● ПРОВЕРЬТЕ ПОНИМАНИЕ
A: Перечислите все болезни, которые называет текст об иммунитете.
B: С чем, согласно тексту об иммунитете, природа эволюционно создала бороться ту ветвь иммунитета, которая гипертрофированно реагирует при аллергии и астме?

● ТЕКСТ УПРАЖНЕНИЯ
* * * * * * * * *
У человека слишком индивидуальна иммунная система».

Но все это в каком-то смысле борьба с последствиями. Ведь сейчас нередко говорят о том, что возникновение аутоиммунных заболеваний, столь сложных в лечении, отчасти обусловлено тем, что человек стал слишком защищен от болезней и патогенов. Такая защита немного изменяет работу иммунной системы, приводя, по мнению сторонников таких теорий, к увеличению числа больных аутоиммунными заболеваниями.

«Есть несколько альтернативных гипотез: есть гигиеническая гипотеза. Клинический факт состоит в том, что ветвь иммунитета, которая гипертрофированно реагирует при аллергии и астме, — это та ветвь иммунитета, которая эволюционно была создана природой для борьбы с глистами. Глистов нет или их мало, и эта часть иммунной системы в нужном возрасте правильно не «тренируется». И развивает склонность сверхсильно реагировать на разные вещества, что и приводит к аллергии и астме. Кроме того, относительно недавно была опубликована статья: ее авторы нашли некое вещество, содержащееся в сене, которое летает в воздухе в любой деревне. Если им тренировать в детстве иммунную систему, то не будет астмы. Тут все больше и больше фактов, подтверждающих:

это все объясняется тем, что мы теперь в детстве не ездим в деревню, не экспонируем себя определенным веществам.
* * * * * * * * *
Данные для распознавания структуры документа
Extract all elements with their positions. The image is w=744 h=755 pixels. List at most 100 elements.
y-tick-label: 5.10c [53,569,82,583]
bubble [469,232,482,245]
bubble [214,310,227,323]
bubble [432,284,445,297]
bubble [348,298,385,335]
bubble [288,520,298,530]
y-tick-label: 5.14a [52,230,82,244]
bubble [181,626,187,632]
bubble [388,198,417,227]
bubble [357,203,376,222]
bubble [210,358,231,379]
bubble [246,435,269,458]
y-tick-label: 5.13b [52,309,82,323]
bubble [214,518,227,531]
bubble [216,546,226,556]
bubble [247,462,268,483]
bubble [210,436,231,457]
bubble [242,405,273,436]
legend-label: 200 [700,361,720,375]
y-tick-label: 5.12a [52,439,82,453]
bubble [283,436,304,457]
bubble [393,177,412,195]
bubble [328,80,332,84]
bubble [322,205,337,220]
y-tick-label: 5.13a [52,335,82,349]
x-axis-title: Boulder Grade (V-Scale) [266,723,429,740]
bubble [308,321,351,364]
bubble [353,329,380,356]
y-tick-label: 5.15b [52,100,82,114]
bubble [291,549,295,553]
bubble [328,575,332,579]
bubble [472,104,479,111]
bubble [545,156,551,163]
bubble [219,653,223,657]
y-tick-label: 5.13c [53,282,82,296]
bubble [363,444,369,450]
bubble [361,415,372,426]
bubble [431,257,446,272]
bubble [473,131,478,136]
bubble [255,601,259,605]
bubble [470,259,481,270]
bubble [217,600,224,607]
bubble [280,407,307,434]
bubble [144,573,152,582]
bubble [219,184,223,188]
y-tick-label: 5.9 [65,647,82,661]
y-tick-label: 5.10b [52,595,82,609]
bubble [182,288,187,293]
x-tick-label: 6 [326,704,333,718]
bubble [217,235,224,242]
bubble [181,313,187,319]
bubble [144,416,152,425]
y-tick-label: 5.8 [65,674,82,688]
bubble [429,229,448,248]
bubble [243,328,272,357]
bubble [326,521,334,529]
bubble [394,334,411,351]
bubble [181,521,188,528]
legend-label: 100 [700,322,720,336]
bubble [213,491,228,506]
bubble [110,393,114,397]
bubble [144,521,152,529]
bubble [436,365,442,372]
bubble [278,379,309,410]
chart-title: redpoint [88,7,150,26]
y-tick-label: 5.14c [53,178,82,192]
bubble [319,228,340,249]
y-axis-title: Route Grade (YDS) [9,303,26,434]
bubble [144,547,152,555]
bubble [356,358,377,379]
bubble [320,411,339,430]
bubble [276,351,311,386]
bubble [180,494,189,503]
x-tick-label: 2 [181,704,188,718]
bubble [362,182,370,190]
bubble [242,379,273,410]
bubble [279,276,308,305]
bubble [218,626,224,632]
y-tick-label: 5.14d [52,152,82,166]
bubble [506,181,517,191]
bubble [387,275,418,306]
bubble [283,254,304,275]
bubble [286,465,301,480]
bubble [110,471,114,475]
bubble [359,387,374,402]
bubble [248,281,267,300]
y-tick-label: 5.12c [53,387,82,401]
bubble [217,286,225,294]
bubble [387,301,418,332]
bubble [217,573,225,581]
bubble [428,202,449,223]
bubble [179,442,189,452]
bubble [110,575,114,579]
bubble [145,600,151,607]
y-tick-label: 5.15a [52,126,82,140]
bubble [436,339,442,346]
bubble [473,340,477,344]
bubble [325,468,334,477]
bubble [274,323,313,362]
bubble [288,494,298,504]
* * * * * * * * *
● ОТВЕТЫ
A: Аутоиммунные заболевания, аллергия, астма.

B: С глистами.